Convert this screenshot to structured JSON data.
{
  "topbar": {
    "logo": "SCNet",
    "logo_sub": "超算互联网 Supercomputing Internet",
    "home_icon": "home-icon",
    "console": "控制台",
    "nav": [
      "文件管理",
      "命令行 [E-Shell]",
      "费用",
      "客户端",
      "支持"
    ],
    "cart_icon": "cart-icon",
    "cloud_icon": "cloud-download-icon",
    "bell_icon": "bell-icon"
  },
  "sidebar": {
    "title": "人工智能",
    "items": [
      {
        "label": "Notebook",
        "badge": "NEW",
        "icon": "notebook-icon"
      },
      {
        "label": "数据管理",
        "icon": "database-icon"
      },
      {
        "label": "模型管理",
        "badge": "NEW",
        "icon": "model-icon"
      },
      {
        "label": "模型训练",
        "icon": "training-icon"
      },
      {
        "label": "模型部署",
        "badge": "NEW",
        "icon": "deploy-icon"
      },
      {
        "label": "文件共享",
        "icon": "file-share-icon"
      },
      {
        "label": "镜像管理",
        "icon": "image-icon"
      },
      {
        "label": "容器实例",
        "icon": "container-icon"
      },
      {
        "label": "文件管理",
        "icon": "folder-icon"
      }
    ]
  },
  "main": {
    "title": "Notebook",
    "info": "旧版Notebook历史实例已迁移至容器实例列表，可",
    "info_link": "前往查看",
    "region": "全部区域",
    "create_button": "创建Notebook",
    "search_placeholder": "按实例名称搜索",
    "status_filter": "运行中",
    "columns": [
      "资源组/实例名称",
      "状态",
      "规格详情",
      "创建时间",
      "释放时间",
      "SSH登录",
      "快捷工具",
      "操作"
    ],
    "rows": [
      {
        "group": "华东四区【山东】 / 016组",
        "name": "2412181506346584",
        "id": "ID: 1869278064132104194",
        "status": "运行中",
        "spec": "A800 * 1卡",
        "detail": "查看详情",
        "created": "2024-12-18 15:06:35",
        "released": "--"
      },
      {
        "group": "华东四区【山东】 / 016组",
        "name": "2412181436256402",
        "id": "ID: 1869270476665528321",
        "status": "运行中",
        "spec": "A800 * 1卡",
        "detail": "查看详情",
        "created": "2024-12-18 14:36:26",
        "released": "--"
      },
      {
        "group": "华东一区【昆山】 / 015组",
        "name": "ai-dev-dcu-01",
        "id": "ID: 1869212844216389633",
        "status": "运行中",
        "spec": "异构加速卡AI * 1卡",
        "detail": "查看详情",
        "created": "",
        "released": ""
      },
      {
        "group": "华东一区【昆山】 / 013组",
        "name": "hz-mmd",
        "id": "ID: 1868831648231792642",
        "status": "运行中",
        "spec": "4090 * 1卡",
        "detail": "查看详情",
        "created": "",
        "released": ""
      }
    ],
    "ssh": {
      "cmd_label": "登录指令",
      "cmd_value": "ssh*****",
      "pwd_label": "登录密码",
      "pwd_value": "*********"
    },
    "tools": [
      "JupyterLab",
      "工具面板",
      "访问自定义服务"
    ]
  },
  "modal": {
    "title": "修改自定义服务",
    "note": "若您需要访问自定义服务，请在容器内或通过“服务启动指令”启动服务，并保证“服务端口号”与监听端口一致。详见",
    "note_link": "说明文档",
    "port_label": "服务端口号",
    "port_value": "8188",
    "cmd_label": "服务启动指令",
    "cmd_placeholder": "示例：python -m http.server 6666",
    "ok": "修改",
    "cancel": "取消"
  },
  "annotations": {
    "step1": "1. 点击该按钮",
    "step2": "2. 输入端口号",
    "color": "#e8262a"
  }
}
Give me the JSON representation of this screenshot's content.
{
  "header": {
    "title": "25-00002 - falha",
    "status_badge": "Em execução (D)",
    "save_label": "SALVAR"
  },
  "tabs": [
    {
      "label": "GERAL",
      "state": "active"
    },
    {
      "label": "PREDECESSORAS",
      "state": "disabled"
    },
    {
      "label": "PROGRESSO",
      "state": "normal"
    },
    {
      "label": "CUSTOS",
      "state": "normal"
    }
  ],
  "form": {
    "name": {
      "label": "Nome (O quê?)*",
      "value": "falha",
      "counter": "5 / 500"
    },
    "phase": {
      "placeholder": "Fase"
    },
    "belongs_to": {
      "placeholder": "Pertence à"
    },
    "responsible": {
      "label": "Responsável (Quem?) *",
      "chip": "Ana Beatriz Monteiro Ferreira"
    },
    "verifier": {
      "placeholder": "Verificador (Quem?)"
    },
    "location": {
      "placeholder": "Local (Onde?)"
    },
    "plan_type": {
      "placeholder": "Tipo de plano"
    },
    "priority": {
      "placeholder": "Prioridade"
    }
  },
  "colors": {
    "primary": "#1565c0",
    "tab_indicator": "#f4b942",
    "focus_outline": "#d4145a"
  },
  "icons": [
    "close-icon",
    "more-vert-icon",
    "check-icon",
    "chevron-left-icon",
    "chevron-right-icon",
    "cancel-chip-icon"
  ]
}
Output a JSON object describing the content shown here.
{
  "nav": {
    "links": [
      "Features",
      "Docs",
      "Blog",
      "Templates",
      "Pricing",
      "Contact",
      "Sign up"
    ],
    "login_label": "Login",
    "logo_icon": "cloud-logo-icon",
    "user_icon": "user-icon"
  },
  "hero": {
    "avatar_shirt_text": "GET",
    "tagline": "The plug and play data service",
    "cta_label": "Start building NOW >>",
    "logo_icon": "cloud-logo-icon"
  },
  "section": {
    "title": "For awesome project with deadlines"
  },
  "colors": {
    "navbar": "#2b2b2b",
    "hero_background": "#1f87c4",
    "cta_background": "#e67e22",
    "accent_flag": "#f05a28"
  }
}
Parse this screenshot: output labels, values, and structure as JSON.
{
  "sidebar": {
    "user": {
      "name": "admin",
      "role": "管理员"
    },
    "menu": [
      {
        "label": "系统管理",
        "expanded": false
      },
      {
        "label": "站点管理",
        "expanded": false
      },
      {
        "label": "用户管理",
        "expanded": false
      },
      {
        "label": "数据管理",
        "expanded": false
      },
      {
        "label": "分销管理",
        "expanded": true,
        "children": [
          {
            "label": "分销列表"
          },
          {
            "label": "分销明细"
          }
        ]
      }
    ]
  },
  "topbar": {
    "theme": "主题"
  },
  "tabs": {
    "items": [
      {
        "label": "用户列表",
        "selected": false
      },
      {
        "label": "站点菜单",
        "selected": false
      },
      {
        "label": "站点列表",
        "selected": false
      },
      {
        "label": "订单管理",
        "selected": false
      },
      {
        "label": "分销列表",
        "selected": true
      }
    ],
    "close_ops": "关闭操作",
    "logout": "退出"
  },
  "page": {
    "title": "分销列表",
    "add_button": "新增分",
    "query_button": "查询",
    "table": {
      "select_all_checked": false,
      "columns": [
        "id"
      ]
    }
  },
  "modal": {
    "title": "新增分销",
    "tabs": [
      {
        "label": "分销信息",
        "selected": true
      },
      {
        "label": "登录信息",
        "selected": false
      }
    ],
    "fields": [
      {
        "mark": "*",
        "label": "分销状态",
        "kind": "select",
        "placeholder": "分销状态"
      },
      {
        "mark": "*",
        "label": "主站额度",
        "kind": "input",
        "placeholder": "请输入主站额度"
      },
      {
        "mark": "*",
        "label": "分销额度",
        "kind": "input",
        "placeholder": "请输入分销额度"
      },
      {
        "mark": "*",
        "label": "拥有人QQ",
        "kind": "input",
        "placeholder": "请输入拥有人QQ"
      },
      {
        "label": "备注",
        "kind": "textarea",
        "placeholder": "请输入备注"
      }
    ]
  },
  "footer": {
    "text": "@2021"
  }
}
^^^^^^^^
▶ [Work required] The entries above must be returned exactly.

▶ [Finished exercise]
Convert this screenshot to structured JSON data.
{
  "topbar": {
    "logo": "SCNet",
    "logo_sub": "超算互联网 Supercomputing Internet",
    "home_icon": "home-icon",
    "console": "控制台",
    "nav": [
      "文件管理",
      "命令行 [E-Shell]",
      "费用",
      "客户端",
      "支持"
    ],
    "cart_icon": "cart-icon",
    "cloud_icon": "cloud-download-icon",
    "bell_icon": "bell-icon"
  },
  "sidebar": {
    "title": "人工智能",
    "items": [
      {
        "label": "Notebook",
        "badge": "NEW",
        "icon": "notebook-icon"
      },
      {
        "label": "数据管理",
        "icon": "database-icon"
      },
      {
        "label": "模型管理",
        "badge": "NEW",
        "icon": "model-icon"
      },
      {
        "label": "模型训练",
        "icon": "training-icon"
      },
      {
        "label": "模型部署",
        "badge": "NEW",
        "icon": "deploy-icon"
      },
      {
        "label": "文件共享",
        "icon": "file-share-icon"
      },
      {
        "label": "镜像管理",
        "icon": "image-icon"
      },
      {
        "label": "容器实例",
        "icon": "container-icon"
      },
      {
        "label": "文件管理",
        "icon": "folder-icon"
      }
    ]
  },
  "main": {
    "title": "Notebook",
    "info": "旧版Notebook历史实例已迁移至容器实例列表，可",
    "info_link": "前往查看",
    "region": "全部区域",
    "create_button": "创建Notebook",
    "search_placeholder": "按实例名称搜索",
    "status_filter": "运行中",
    "columns": [
      "资源组/实例名称",
      "状态",
      "规格详情",
      "创建时间",
      "释放时间",
      "SSH登录",
      "快捷工具",
      "操作"
    ],
    "rows": [
      {
        "group": "华东四区【山东】 / 016组",
        "name": "2412181506346584",
        "id": "ID: 1869278064132104194",
        "status": "运行中",
        "spec": "A800 * 1卡",
        "detail": "查看详情",
        "created": "2024-12-18 15:06:35",
        "released": "--"
      },
      {
        "group": "华东四区【山东】 / 016组",
        "name": "2412181436256402",
        "id": "ID: 1869270476665528321",
        "status": "运行中",
        "spec": "A800 * 1卡",
        "detail": "查看详情",
        "created": "2024-12-18 14:36:26",
        "released": "--"
      },
      {
        "group": "华东一区【昆山】 / 015组",
        "name": "ai-dev-dcu-01",
        "id": "ID: 1869212844216389633",
        "status": "运行中",
        "spec": "异构加速卡AI * 1卡",
        "detail": "查看详情",
        "created": "",
        "released": ""
      },
      {
        "group": "华东一区【昆山】 / 013组",
        "name": "hz-mmd",
        "id": "ID: 1868831648231792642",
        "status": "运行中",
        "spec": "4090 * 1卡",
        "detail": "查看详情",
        "created": "",
        "released": ""
      }
    ],
    "ssh": {
      "cmd_label": "登录指令",
      "cmd_value": "ssh*****",
      "pwd_label": "登录密码",
      "pwd_value": "*********"
    },
    "tools": [
      "JupyterLab",
      "工具面板",
      "访问自定义服务"
    ]
  },
  "modal": {
    "title": "修改自定义服务",
    "note": "若您需要访问自定义服务，请在容器内或通过“服务启动指令”启动服务，并保证“服务端口号”与监听端口一致。详见",
    "note_link": "说明文档",
    "port_label": "服务端口号",
    "port_value": "8188",
    "cmd_label": "服务启动指令",
    "cmd_placeholder": "示例：python -m http.server 6666",
    "ok": "修改",
    "cancel": "取消"
  },
  "annotations": {
    "step1": "1. 点击该按钮",
    "step2": "2. 输入端口号",
    "color": "#e8262a"
  }
}
Give me the JSON representation of this screenshot's content.
{
  "header": {
    "title": "25-00002 - falha",
    "status_badge": "Em execução (D)",
    "save_label": "SALVAR"
  },
  "tabs": [
    {
      "label": "GERAL",
      "state": "active"
    },
    {
      "label": "PREDECESSORAS",
      "state": "disabled"
    },
    {
      "label": "PROGRESSO",
      "state": "normal"
    },
    {
      "label": "CUSTOS",
      "state": "normal"
    }
  ],
  "form": {
    "name": {
      "label": "Nome (O quê?)*",
      "value": "falha",
      "counter": "5 / 500"
    },
    "phase": {
      "placeholder": "Fase"
    },
    "belongs_to": {
      "placeholder": "Pertence à"
    },
    "responsible": {
      "label": "Responsável (Quem?) *",
      "chip": "Ana Beatriz Monteiro Ferreira"
    },
    "verifier": {
      "placeholder": "Verificador (Quem?)"
    },
    "location": {
      "placeholder": "Local (Onde?)"
    },
    "plan_type": {
      "placeholder": "Tipo de plano"
    },
    "priority": {
      "placeholder": "Prioridade"
    }
  },
  "colors": {
    "primary": "#1565c0",
    "tab_indicator": "#f4b942",
    "focus_outline": "#d4145a"
  },
  "icons": [
    "close-icon",
    "more-vert-icon",
    "check-icon",
    "chevron-left-icon",
    "chevron-right-icon",
    "cancel-chip-icon"
  ]
}
Output a JSON object describing the content shown here.
{
  "nav": {
    "links": [
      "Features",
      "Docs",
      "Blog",
      "Templates",
      "Pricing",
      "Contact",
      "Sign up"
    ],
    "login_label": "Login",
    "logo_icon": "cloud-logo-icon",
    "user_icon": "user-icon"
  },
  "hero": {
    "avatar_shirt_text": "GET",
    "tagline": "The plug and play data service",
    "cta_label": "Start building NOW >>",
    "logo_icon": "cloud-logo-icon"
  },
  "section": {
    "title": "For awesome project with deadlines"
  },
  "colors": {
    "navbar": "#2b2b2b",
    "hero_background": "#1f87c4",
    "cta_background": "#e67e22",
    "accent_flag": "#f05a28"
  }
}
Parse this screenshot: output labels, values, and structure as JSON.
{
  "sidebar": {
    "user": {
      "name": "admin",
      "role": "管理员"
    },
    "menu": [
      {
        "label": "系统管理",
        "expanded": false
      },
      {
        "label": "站点管理",
        "expanded": false
      },
      {
        "label": "用户管理",
        "expanded": false
      },
      {
        "label": "数据管理",
        "expanded": false
      },
      {
        "label": "分销管理",
        "expanded": true,
        "children": [
          {
            "label": "分销列表"
          },
          {
            "label": "分销明细"
          }
        ]
      }
    ]
  },
  "topbar": {
    "theme": "主题"
  },
  "tabs": {
    "items": [
      {
        "label": "用户列表",
        "selected": false
      },
      {
        "label": "站点菜单",
        "selected": false
      },
      {
        "label": "站点列表",
        "selected": false
      },
      {
        "label": "订单管理",
        "selected": false
      },
      {
        "label": "分销列表",
        "selected": true
      }
    ],
    "close_ops": "关闭操作",
    "logout": "退出"
  },
  "page": {
    "title": "分销列表",
    "add_button": "新增分",
    "query_button": "查询",
    "table": {
      "select_all_checked": false,
      "columns": [
        "id"
      ]
    }
  },
  "modal": {
    "title": "新增分销",
    "tabs": [
      {
        "label": "分销信息",
        "selected": true
      },
      {
        "label": "登录信息",
        "selected": false
      }
    ],
    "fields": [
      {
        "mark": "*",
        "label": "分销状态",
        "kind": "select",
        "placeholder": "分销状态"
      },
      {
        "mark": "*",
        "label": "主站额度",
        "kind": "input",
        "placeholder": "请输入主站额度"
      },
      {
        "mark": "*",
        "label": "分销额度",
        "kind": "input",
        "placeholder": "请输入分销额度"
      },
      {
        "mark": "*",
        "label": "拥有人QQ",
        "kind": "input",
        "placeholder": "请输入拥有人QQ"
      },
      {
        "label": "备注",
        "kind": "textarea",
        "placeholder": "请输入备注"
      }
    ]
  },
  "footer": {
    "text": "@2021"
  }
}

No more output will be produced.